··· Given records
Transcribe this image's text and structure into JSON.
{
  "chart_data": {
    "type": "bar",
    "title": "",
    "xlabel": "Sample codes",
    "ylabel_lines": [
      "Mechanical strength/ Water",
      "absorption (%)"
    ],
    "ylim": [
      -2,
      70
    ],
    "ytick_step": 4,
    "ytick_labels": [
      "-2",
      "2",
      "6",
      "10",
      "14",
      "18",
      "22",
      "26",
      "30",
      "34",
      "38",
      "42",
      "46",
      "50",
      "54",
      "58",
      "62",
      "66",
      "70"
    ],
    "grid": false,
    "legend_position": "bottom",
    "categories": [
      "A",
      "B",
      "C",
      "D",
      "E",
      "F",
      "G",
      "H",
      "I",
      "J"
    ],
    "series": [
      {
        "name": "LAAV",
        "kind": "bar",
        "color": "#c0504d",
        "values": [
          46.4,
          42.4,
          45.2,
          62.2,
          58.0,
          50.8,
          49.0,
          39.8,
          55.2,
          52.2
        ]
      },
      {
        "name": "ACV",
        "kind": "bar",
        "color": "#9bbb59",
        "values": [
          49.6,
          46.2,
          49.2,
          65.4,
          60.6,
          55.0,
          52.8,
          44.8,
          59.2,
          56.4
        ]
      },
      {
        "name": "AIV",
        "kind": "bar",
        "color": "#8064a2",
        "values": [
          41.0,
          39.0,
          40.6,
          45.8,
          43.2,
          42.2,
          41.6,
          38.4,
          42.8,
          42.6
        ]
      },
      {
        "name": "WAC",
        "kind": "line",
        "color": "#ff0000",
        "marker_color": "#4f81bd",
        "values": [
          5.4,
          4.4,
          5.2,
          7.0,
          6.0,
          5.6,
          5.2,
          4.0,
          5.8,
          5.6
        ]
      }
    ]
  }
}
······
Challenge:
The entries above must be returned in full, exactly as shown.

Correct result:
Transcribe this image's text and structure into JSON.
{
  "chart_data": {
    "type": "bar",
    "title": "",
    "xlabel": "Sample codes",
    "ylabel_lines": [
      "Mechanical strength/ Water",
      "absorption (%)"
    ],
    "ylim": [
      -2,
      70
    ],
    "ytick_step": 4,
    "ytick_labels": [
      "-2",
      "2",
      "6",
      "10",
      "14",
      "18",
      "22",
      "26",
      "30",
      "34",
      "38",
      "42",
      "46",
      "50",
      "54",
      "58",
      "62",
      "66",
      "70"
    ],
    "grid": false,
    "legend_position": "bottom",
    "categories": [
      "A",
      "B",
      "C",
      "D",
      "E",
      "F",
      "G",
      "H",
      "I",
      "J"
    ],
    "series": [
      {
        "name": "LAAV",
        "kind": "bar",
        "color": "#c0504d",
        "values": [
          46.4,
          42.4,
          45.2,
          62.2,
          58.0,
          50.8,
          49.0,
          39.8,
          55.2,
          52.2
        ]
      },
      {
        "name": "ACV",
        "kind": "bar",
        "color": "#9bbb59",
        "values": [
          49.6,
          46.2,
          49.2,
          65.4,
          60.6,
          55.0,
          52.8,
          44.8,
          59.2,
          56.4
        ]
      },
      {
        "name": "AIV",
        "kind": "bar",
        "color": "#8064a2",
        "values": [
          41.0,
          39.0,
          40.6,
          45.8,
          43.2,
          42.2,
          41.6,
          38.4,
          42.8,
          42.6
        ]
      },
      {
        "name": "WAC",
        "kind": "line",
        "color": "#ff0000",
        "marker_color": "#4f81bd",
        "values": [
          5.4,
          4.4,
          5.2,
          7.0,
          6.0,
          5.6,
          5.2,
          4.0,
          5.8,
          5.6
        ]
      }
    ]
  }
}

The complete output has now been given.